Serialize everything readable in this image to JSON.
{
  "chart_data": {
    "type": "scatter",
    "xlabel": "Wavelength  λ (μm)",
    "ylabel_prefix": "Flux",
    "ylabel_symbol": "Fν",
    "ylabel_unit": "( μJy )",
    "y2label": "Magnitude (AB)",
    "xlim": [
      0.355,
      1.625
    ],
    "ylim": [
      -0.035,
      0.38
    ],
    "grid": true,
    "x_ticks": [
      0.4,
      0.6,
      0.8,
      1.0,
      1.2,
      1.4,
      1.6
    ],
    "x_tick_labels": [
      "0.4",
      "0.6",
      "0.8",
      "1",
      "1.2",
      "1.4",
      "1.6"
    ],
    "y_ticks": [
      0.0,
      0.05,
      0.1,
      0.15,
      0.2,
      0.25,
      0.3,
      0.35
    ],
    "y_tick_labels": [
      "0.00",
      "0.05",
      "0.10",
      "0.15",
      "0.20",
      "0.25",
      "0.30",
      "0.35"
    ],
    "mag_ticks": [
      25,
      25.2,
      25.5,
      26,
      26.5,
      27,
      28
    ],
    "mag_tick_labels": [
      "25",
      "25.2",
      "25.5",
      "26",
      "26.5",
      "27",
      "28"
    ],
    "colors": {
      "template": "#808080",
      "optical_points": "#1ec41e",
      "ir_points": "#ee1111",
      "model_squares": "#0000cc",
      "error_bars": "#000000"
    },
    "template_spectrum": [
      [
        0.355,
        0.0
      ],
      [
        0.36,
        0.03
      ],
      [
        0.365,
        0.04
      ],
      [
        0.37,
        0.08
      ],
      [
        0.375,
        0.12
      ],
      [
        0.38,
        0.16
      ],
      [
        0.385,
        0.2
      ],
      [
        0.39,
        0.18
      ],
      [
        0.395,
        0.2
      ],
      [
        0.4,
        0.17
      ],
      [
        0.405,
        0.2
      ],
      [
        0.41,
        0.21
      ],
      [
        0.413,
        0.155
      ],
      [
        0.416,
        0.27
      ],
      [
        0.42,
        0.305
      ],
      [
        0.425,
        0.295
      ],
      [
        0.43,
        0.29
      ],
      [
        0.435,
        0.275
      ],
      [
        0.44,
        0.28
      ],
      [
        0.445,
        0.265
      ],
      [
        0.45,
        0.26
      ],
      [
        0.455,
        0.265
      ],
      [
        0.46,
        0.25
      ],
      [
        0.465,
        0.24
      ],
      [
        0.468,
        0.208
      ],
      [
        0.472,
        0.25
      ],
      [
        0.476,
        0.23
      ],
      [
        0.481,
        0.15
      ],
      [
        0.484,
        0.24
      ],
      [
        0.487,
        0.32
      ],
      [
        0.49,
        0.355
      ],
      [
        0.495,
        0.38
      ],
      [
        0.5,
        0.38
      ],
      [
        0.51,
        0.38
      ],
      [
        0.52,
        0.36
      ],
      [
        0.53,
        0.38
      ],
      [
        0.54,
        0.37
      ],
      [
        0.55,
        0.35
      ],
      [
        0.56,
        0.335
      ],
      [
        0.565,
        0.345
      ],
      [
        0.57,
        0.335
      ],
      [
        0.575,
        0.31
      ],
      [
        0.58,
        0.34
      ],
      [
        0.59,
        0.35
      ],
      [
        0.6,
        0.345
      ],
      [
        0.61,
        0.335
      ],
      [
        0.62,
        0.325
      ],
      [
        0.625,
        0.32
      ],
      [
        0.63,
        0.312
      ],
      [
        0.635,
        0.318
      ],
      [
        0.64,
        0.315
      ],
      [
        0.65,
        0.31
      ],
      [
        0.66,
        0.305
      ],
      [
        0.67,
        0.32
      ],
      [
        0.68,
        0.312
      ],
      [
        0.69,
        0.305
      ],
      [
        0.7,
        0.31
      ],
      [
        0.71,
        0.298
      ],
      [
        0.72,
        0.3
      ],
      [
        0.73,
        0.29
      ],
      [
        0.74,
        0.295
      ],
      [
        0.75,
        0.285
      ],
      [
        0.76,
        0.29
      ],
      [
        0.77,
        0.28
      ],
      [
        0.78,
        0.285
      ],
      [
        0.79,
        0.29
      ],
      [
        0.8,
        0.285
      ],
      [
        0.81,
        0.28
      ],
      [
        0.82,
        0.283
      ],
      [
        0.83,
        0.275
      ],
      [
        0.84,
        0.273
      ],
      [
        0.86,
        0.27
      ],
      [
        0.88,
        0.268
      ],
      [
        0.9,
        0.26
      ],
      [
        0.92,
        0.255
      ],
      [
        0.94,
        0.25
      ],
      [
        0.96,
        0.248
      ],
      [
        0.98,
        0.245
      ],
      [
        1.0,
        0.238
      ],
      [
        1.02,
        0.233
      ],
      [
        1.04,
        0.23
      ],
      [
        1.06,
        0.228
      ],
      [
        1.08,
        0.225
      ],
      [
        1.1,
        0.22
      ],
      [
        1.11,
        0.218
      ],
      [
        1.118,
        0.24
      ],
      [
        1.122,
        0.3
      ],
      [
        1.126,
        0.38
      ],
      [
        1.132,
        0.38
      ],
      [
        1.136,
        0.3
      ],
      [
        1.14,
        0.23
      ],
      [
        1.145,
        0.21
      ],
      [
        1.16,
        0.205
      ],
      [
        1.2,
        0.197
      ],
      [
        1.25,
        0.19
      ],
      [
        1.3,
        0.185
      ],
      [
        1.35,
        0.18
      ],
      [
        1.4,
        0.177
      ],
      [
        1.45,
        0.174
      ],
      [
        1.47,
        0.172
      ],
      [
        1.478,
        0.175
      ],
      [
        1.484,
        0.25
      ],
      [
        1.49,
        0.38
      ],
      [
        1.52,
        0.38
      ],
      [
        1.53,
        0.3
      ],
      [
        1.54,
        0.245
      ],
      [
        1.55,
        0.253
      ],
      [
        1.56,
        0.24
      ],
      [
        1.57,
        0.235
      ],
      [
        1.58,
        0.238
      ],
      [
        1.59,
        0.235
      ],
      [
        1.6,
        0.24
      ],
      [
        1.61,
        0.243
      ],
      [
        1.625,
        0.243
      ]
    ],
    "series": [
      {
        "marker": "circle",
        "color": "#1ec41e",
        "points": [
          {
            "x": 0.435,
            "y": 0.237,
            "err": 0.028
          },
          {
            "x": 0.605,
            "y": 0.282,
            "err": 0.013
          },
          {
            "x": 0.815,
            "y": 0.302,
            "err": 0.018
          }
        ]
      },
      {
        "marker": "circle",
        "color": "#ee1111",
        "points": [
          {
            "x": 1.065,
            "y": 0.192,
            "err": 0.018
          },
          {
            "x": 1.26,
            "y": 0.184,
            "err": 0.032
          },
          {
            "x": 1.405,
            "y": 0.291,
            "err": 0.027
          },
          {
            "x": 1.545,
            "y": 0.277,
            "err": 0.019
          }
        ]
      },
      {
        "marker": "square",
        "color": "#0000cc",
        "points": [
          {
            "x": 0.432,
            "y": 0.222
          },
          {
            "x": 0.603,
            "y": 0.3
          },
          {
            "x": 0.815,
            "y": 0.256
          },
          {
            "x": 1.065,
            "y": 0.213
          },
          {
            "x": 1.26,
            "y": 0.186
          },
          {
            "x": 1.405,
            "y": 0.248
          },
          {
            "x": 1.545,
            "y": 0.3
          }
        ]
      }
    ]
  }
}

* Stated problem: Copy out the data shown above without altering anything.

* Solution:
Serialize everything readable in this image to JSON.
{
  "chart_data": {
    "type": "scatter",
    "xlabel": "Wavelength  λ (μm)",
    "ylabel_prefix": "Flux",
    "ylabel_symbol": "Fν",
    "ylabel_unit": "( μJy )",
    "y2label": "Magnitude (AB)",
    "xlim": [
      0.355,
      1.625
    ],
    "ylim": [
      -0.035,
      0.38
    ],
    "grid": true,
    "x_ticks": [
      0.4,
      0.6,
      0.8,
      1.0,
      1.2,
      1.4,
      1.6
    ],
    "x_tick_labels": [
      "0.4",
      "0.6",
      "0.8",
      "1",
      "1.2",
      "1.4",
      "1.6"
    ],
    "y_ticks": [
      0.0,
      0.05,
      0.1,
      0.15,
      0.2,
      0.25,
      0.3,
      0.35
    ],
    "y_tick_labels": [
      "0.00",
      "0.05",
      "0.10",
      "0.15",
      "0.20",
      "0.25",
      "0.30",
      "0.35"
    ],
    "mag_ticks": [
      25,
      25.2,
      25.5,
      26,
      26.5,
      27,
      28
    ],
    "mag_tick_labels": [
      "25",
      "25.2",
      "25.5",
      "26",
      "26.5",
      "27",
      "28"
    ],
    "colors": {
      "template": "#808080",
      "optical_points": "#1ec41e",
      "ir_points": "#ee1111",
      "model_squares": "#0000cc",
      "error_bars": "#000000"
    },
    "template_spectrum": [
      [
        0.355,
        0.0
      ],
      [
        0.36,
        0.03
      ],
      [
        0.365,
        0.04
      ],
      [
        0.37,
        0.08
      ],
      [
        0.375,
        0.12
      ],
      [
        0.38,
        0.16
      ],
      [
        0.385,
        0.2
      ],
      [
        0.39,
        0.18
      ],
      [
        0.395,
        0.2
      ],
      [
        0.4,
        0.17
      ],
      [
        0.405,
        0.2
      ],
      [
        0.41,
        0.21
      ],
      [
        0.413,
        0.155
      ],
      [
        0.416,
        0.27
      ],
      [
        0.42,
        0.305
      ],
      [
        0.425,
        0.295
      ],
      [
        0.43,
        0.29
      ],
      [
        0.435,
        0.275
      ],
      [
        0.44,
        0.28
      ],
      [
        0.445,
        0.265
      ],
      [
        0.45,
        0.26
      ],
      [
        0.455,
        0.265
      ],
      [
        0.46,
        0.25
      ],
      [
        0.465,
        0.24
      ],
      [
        0.468,
        0.208
      ],
      [
        0.472,
        0.25
      ],
      [
        0.476,
        0.23
      ],
      [
        0.481,
        0.15
      ],
      [
        0.484,
        0.24
      ],
      [
        0.487,
        0.32
      ],
      [
        0.49,
        0.355
      ],
      [
        0.495,
        0.38
      ],
      [
        0.5,
        0.38
      ],
      [
        0.51,
        0.38
      ],
      [
        0.52,
        0.36
      ],
      [
        0.53,
        0.38
      ],
      [
        0.54,
        0.37
      ],
      [
        0.55,
        0.35
      ],
      [
        0.56,
        0.335
      ],
      [
        0.565,
        0.345
      ],
      [
        0.57,
        0.335
      ],
      [
        0.575,
        0.31
      ],
      [
        0.58,
        0.34
      ],
      [
        0.59,
        0.35
      ],
      [
        0.6,
        0.345
      ],
      [
        0.61,
        0.335
      ],
      [
        0.62,
        0.325
      ],
      [
        0.625,
        0.32
      ],
      [
        0.63,
        0.312
      ],
      [
        0.635,
        0.318
      ],
      [
        0.64,
        0.315
      ],
      [
        0.65,
        0.31
      ],
      [
        0.66,
        0.305
      ],
      [
        0.67,
        0.32
      ],
      [
        0.68,
        0.312
      ],
      [
        0.69,
        0.305
      ],
      [
        0.7,
        0.31
      ],
      [
        0.71,
        0.298
      ],
      [
        0.72,
        0.3
      ],
      [
        0.73,
        0.29
      ],
      [
        0.74,
        0.295
      ],
      [
        0.75,
        0.285
      ],
      [
        0.76,
        0.29
      ],
      [
        0.77,
        0.28
      ],
      [
        0.78,
        0.285
      ],
      [
        0.79,
        0.29
      ],
      [
        0.8,
        0.285
      ],
      [
        0.81,
        0.28
      ],
      [
        0.82,
        0.283
      ],
      [
        0.83,
        0.275
      ],
      [
        0.84,
        0.273
      ],
      [
        0.86,
        0.27
      ],
      [
        0.88,
        0.268
      ],
      [
        0.9,
        0.26
      ],
      [
        0.92,
        0.255
      ],
      [
        0.94,
        0.25
      ],
      [
        0.96,
        0.248
      ],
      [
        0.98,
        0.245
      ],
      [
        1.0,
        0.238
      ],
      [
        1.02,
        0.233
      ],
      [
        1.04,
        0.23
      ],
      [
        1.06,
        0.228
      ],
      [
        1.08,
        0.225
      ],
      [
        1.1,
        0.22
      ],
      [
        1.11,
        0.218
      ],
      [
        1.118,
        0.24
      ],
      [
        1.122,
        0.3
      ],
      [
        1.126,
        0.38
      ],
      [
        1.132,
        0.38
      ],
      [
        1.136,
        0.3
      ],
      [
        1.14,
        0.23
      ],
      [
        1.145,
        0.21
      ],
      [
        1.16,
        0.205
      ],
      [
        1.2,
        0.197
      ],
      [
        1.25,
        0.19
      ],
      [
        1.3,
        0.185
      ],
      [
        1.35,
        0.18
      ],
      [
        1.4,
        0.177
      ],
      [
        1.45,
        0.174
      ],
      [
        1.47,
        0.172
      ],
      [
        1.478,
        0.175
      ],
      [
        1.484,
        0.25
      ],
      [
        1.49,
        0.38
      ],
      [
        1.52,
        0.38
      ],
      [
        1.53,
        0.3
      ],
      [
        1.54,
        0.245
      ],
      [
        1.55,
        0.253
      ],
      [
        1.56,
        0.24
      ],
      [
        1.57,
        0.235
      ],
      [
        1.58,
        0.238
      ],
      [
        1.59,
        0.235
      ],
      [
        1.6,
        0.24
      ],
      [
        1.61,
        0.243
      ],
      [
        1.625,
        0.243
      ]
    ],
    "series": [
      {
        "marker": "circle",
        "color": "#1ec41e",
        "points": [
          {
            "x": 0.435,
            "y": 0.237,
            "err": 0.028
          },
          {
            "x": 0.605,
            "y": 0.282,
            "err": 0.013
          },
          {
            "x": 0.815,
            "y": 0.302,
            "err": 0.018
          }
        ]
      },
      {
        "marker": "circle",
        "color": "#ee1111",
        "points": [
          {
            "x": 1.065,
            "y": 0.192,
            "err": 0.018
          },
          {
            "x": 1.26,
            "y": 0.184,
            "err": 0.032
          },
          {
            "x": 1.405,
            "y": 0.291,
            "err": 0.027
          },
          {
            "x": 1.545,
            "y": 0.277,
            "err": 0.019
          }
        ]
      },
      {
        "marker": "square",
        "color": "#0000cc",
        "points": [
          {
            "x": 0.432,
            "y": 0.222
          },
          {
            "x": 0.603,
            "y": 0.3
          },
          {
            "x": 0.815,
            "y": 0.256
          },
          {
            "x": 1.065,
            "y": 0.213
          },
          {
            "x": 1.26,
            "y": 0.186
          },
          {
            "x": 1.405,
            "y": 0.248
          },
          {
            "x": 1.545,
            "y": 0.3
          }
        ]
      }
    ]
  }
}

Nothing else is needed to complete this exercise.